> **CHALLENGE**
Write each line out exactly, leaving none out.

++++ DATASET EXTRACT

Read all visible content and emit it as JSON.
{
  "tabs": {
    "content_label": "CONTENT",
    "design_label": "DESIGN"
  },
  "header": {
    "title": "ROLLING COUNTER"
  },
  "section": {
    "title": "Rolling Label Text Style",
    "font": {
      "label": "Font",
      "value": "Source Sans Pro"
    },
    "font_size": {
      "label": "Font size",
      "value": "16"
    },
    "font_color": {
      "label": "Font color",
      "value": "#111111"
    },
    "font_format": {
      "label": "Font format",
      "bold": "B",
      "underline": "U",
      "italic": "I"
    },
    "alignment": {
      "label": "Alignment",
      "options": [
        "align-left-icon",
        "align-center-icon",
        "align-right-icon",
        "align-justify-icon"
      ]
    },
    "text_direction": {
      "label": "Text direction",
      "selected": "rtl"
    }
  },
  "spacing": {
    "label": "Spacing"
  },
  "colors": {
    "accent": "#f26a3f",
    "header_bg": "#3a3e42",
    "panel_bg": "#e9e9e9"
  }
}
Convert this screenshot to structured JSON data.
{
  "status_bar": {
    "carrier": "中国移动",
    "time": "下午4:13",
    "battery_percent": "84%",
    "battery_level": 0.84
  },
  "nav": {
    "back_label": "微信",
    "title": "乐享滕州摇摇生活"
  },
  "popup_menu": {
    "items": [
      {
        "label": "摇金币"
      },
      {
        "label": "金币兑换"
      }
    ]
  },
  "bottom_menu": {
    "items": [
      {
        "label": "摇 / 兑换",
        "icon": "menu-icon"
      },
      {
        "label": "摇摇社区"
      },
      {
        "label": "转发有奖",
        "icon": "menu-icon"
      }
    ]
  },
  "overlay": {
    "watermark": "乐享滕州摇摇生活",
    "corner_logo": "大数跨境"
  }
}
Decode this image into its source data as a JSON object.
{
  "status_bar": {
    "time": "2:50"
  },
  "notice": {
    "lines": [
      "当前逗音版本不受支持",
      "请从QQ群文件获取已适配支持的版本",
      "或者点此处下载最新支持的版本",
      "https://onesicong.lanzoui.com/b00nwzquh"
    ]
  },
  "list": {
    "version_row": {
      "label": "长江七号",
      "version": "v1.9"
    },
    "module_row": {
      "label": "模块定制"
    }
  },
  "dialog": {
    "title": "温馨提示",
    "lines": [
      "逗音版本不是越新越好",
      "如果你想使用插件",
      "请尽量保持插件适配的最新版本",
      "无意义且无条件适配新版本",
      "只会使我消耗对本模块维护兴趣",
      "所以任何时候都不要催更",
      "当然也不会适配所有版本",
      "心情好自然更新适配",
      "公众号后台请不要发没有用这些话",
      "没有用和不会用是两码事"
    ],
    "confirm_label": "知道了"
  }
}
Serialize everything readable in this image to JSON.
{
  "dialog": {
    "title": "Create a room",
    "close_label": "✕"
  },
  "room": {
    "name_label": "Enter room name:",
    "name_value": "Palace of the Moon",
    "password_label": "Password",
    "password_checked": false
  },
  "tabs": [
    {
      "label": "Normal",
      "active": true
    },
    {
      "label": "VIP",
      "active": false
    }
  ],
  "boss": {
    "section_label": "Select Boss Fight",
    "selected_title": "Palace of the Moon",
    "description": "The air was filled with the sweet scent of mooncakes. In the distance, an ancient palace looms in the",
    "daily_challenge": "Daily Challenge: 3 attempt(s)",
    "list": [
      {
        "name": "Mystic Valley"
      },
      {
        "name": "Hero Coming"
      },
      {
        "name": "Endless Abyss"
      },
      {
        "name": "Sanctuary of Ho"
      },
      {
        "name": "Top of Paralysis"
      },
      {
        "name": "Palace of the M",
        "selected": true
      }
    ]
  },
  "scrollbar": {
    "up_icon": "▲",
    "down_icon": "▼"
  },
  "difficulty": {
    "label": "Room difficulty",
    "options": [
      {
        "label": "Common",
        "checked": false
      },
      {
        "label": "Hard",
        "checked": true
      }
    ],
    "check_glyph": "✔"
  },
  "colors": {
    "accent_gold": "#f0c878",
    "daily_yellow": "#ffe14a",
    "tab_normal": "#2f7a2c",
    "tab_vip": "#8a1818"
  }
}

++++++++

> **EXERCISE RESULT**
Read all visible content and emit it as JSON.
{
  "tabs": {
    "content_label": "CONTENT",
    "design_label": "DESIGN"
  },
  "header": {
    "title": "ROLLING COUNTER"
  },
  "section": {
    "title": "Rolling Label Text Style",
    "font": {
      "label": "Font",
      "value": "Source Sans Pro"
    },
    "font_size": {
      "label": "Font size",
      "value": "16"
    },
    "font_color": {
      "label": "Font color",
      "value": "#111111"
    },
    "font_format": {
      "label": "Font format",
      "bold": "B",
      "underline": "U",
      "italic": "I"
    },
    "alignment": {
      "label": "Alignment",
      "options": [
        "align-left-icon",
        "align-center-icon",
        "align-right-icon",
        "align-justify-icon"
      ]
    },
    "text_direction": {
      "label": "Text direction",
      "selected": "rtl"
    }
  },
  "spacing": {
    "label": "Spacing"
  },
  "colors": {
    "accent": "#f26a3f",
    "header_bg": "#3a3e42",
    "panel_bg": "#e9e9e9"
  }
}
Convert this screenshot to structured JSON data.
{
  "status_bar": {
    "carrier": "中国移动",
    "time": "下午4:13",
    "battery_percent": "84%",
    "battery_level": 0.84
  },
  "nav": {
    "back_label": "微信",
    "title": "乐享滕州摇摇生活"
  },
  "popup_menu": {
    "items": [
      {
        "label": "摇金币"
      },
      {
        "label": "金币兑换"
      }
    ]
  },
  "bottom_menu": {
    "items": [
      {
        "label": "摇 / 兑换",
        "icon": "menu-icon"
      },
      {
        "label": "摇摇社区"
      },
      {
        "label": "转发有奖",
        "icon": "menu-icon"
      }
    ]
  },
  "overlay": {
    "watermark": "乐享滕州摇摇生活",
    "corner_logo": "大数跨境"
  }
}
Decode this image into its source data as a JSON object.
{
  "status_bar": {
    "time": "2:50"
  },
  "notice": {
    "lines": [
      "当前逗音版本不受支持",
      "请从QQ群文件获取已适配支持的版本",
      "或者点此处下载最新支持的版本",
      "https://onesicong.lanzoui.com/b00nwzquh"
    ]
  },
  "list": {
    "version_row": {
      "label": "长江七号",
      "version": "v1.9"
    },
    "module_row": {
      "label": "模块定制"
    }
  },
  "dialog": {
    "title": "温馨提示",
    "lines": [
      "逗音版本不是越新越好",
      "如果你想使用插件",
      "请尽量保持插件适配的最新版本",
      "无意义且无条件适配新版本",
      "只会使我消耗对本模块维护兴趣",
      "所以任何时候都不要催更",
      "当然也不会适配所有版本",
      "心情好自然更新适配",
      "公众号后台请不要发没有用这些话",
      "没有用和不会用是两码事"
    ],
    "confirm_label": "知道了"
  }
}
Serialize everything readable in this image to JSON.
{
  "dialog": {
    "title": "Create a room",
    "close_label": "✕"
  },
  "room": {
    "name_label": "Enter room name:",
    "name_value": "Palace of the Moon",
    "password_label": "Password",
    "password_checked": false
  },
  "tabs": [
    {
      "label": "Normal",
      "active": true
    },
    {
      "label": "VIP",
      "active": false
    }
  ],
  "boss": {
    "section_label": "Select Boss Fight",
    "selected_title": "Palace of the Moon",
    "description": "The air was filled with the sweet scent of mooncakes. In the distance, an ancient palace looms in the",
    "daily_challenge": "Daily Challenge: 3 attempt(s)",
    "list": [
      {
        "name": "Mystic Valley"
      },
      {
        "name": "Hero Coming"
      },
      {
        "name": "Endless Abyss"
      },
      {
        "name": "Sanctuary of Ho"
      },
      {
        "name": "Top of Paralysis"
      },
      {
        "name": "Palace of the M",
        "selected": true
      }
    ]
  },
  "scrollbar": {
    "up_icon": "▲",
    "down_icon": "▼"
  },
  "difficulty": {
    "label": "Room difficulty",
    "options": [
      {
        "label": "Common",
        "checked": false
      },
      {
        "label": "Hard",
        "checked": true
      }
    ],
    "check_glyph": "✔"
  },
  "colors": {
    "accent_gold": "#f0c878",
    "daily_yellow": "#ffe14a",
    "tab_normal": "#2f7a2c",
    "tab_vip": "#8a1818"
  }
}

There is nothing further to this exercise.